Items from a figure collection:
....
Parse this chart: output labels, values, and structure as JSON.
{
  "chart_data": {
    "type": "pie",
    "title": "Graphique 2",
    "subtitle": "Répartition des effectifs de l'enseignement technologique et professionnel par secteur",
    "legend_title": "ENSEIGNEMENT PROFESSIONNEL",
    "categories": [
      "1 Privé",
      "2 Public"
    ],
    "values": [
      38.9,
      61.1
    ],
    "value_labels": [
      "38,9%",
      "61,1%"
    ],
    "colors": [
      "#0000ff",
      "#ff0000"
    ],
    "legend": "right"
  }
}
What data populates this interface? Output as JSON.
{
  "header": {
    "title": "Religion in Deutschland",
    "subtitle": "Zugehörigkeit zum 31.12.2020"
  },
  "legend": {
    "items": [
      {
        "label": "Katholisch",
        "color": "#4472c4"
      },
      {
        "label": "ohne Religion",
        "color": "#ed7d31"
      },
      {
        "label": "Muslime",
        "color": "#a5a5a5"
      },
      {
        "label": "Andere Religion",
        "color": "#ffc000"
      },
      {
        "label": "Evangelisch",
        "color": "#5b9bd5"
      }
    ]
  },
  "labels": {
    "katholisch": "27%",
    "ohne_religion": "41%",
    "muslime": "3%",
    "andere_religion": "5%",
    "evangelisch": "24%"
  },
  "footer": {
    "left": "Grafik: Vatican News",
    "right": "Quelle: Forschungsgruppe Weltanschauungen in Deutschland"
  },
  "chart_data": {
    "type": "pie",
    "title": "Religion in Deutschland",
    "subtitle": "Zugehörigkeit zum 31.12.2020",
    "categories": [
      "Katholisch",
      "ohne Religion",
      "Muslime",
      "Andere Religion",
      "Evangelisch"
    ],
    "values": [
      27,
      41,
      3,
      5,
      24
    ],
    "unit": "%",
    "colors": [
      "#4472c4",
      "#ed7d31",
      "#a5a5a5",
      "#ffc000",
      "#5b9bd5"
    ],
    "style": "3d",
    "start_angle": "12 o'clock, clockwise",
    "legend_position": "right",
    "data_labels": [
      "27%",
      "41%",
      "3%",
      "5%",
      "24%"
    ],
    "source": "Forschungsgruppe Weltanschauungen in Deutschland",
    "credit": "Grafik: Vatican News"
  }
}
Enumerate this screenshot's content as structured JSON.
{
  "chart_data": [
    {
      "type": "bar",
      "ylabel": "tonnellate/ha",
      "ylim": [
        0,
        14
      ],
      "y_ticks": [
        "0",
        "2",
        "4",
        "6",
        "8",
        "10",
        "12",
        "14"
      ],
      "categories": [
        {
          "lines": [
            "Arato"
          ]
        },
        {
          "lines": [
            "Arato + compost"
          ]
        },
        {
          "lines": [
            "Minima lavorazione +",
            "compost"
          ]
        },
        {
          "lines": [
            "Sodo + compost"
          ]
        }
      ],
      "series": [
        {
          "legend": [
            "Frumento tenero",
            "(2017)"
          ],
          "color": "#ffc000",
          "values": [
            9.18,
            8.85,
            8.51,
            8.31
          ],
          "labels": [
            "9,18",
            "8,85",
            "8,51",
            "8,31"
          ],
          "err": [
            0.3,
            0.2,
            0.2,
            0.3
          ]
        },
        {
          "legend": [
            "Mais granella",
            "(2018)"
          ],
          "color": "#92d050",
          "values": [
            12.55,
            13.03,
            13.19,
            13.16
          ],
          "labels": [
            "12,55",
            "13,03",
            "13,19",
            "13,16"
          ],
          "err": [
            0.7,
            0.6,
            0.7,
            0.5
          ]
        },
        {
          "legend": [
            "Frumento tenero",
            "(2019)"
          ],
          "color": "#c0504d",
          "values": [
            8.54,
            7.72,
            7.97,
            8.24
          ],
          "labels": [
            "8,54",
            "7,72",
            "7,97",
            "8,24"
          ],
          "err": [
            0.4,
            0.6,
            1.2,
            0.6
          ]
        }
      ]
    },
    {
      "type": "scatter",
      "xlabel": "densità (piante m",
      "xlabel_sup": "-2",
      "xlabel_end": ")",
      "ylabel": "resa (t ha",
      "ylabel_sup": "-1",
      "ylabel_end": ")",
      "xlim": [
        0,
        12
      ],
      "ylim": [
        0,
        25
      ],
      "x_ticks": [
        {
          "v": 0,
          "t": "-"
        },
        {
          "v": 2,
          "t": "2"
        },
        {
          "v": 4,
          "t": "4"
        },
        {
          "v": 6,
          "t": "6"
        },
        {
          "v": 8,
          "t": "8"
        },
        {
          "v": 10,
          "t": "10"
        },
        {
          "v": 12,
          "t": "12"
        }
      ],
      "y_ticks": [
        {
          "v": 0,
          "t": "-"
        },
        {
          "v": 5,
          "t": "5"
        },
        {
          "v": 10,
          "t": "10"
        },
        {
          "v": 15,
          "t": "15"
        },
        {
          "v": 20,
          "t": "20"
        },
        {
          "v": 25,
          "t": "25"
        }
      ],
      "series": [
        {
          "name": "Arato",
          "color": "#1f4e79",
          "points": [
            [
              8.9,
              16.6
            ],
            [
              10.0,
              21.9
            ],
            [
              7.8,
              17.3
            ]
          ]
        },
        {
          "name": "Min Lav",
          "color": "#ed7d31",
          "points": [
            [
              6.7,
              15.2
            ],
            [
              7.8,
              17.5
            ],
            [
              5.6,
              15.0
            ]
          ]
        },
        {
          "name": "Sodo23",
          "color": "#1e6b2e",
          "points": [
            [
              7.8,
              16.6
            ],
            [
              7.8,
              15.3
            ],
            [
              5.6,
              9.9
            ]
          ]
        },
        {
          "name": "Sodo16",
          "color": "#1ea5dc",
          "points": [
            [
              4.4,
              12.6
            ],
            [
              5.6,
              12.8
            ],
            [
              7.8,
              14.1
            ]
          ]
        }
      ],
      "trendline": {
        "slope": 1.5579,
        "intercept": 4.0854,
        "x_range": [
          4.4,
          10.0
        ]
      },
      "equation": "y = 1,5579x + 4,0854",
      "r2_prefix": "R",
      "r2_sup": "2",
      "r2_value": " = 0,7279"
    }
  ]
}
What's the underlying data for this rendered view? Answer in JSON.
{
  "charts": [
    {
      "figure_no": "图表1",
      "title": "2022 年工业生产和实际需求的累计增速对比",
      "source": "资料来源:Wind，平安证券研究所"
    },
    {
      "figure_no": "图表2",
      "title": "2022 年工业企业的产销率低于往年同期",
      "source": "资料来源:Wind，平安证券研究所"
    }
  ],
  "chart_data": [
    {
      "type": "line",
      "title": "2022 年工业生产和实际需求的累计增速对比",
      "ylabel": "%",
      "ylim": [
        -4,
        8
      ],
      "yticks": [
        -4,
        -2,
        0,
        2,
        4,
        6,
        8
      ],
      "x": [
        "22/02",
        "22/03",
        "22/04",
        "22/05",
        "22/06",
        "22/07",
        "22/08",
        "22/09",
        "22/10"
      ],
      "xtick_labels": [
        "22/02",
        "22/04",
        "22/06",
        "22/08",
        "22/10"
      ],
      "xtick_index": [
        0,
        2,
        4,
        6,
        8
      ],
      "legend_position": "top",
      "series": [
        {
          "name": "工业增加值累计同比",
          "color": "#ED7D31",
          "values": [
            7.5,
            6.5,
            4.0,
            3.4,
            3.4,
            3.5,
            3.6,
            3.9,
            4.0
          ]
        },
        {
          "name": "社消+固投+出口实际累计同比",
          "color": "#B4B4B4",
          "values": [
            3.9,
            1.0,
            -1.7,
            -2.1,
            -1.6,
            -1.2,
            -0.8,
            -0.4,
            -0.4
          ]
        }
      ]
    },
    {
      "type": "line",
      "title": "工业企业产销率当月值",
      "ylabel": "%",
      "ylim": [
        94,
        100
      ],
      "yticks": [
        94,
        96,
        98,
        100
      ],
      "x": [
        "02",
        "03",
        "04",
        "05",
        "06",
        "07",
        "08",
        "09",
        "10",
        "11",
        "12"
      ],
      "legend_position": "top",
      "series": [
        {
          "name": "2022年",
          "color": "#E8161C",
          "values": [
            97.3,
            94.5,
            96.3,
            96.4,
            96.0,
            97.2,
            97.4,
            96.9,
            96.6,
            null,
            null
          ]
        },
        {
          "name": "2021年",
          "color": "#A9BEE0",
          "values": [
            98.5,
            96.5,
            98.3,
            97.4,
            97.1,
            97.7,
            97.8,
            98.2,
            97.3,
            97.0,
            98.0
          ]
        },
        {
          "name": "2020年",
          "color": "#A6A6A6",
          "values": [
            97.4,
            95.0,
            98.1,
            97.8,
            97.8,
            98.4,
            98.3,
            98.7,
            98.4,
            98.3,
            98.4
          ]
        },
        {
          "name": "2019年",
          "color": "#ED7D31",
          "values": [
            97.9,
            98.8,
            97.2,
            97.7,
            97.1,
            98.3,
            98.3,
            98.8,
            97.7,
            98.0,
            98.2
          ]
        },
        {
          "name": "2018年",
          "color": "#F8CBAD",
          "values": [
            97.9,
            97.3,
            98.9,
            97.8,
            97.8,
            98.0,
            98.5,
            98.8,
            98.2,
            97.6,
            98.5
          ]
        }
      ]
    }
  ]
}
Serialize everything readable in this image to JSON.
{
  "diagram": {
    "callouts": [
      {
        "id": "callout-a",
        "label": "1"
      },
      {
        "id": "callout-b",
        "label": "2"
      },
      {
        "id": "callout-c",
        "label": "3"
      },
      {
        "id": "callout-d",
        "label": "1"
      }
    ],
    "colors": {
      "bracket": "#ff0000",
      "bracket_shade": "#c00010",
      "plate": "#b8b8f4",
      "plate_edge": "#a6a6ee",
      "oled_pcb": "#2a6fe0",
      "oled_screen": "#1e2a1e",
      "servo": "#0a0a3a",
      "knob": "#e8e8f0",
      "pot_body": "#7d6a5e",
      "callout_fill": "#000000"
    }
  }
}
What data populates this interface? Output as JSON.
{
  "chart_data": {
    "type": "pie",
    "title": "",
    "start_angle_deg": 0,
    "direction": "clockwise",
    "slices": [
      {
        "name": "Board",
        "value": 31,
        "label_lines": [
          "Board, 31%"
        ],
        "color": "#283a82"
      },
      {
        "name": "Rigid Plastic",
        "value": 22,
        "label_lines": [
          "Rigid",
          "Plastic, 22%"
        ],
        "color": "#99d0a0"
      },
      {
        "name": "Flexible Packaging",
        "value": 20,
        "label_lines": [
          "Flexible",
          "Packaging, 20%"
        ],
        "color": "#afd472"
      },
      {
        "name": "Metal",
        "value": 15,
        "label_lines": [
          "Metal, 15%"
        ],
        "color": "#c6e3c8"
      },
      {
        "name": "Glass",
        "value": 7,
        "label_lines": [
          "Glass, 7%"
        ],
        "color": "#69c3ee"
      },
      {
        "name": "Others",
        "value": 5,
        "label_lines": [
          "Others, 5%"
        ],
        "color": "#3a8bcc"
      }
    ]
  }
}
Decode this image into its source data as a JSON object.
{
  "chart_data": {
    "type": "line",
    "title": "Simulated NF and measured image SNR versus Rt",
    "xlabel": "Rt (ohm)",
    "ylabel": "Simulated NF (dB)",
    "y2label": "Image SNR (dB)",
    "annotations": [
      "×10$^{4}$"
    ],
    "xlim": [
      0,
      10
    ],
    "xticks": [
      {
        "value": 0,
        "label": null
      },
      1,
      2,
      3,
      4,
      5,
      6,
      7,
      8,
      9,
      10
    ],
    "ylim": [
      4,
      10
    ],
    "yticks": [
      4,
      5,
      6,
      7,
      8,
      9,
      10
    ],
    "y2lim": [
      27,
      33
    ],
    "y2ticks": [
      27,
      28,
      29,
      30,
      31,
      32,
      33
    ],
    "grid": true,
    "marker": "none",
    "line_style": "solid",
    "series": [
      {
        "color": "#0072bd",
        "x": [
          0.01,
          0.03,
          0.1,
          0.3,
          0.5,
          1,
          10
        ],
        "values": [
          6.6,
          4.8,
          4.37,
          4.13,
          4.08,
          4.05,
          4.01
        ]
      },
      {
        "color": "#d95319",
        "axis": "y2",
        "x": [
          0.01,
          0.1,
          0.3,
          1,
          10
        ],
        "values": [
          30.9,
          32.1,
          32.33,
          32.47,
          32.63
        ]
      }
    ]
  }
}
....
Identify each line in the records above containing the word "compost"; copy those lines.

            "Arato + compost"
            "compost"
            "Sodo + compost"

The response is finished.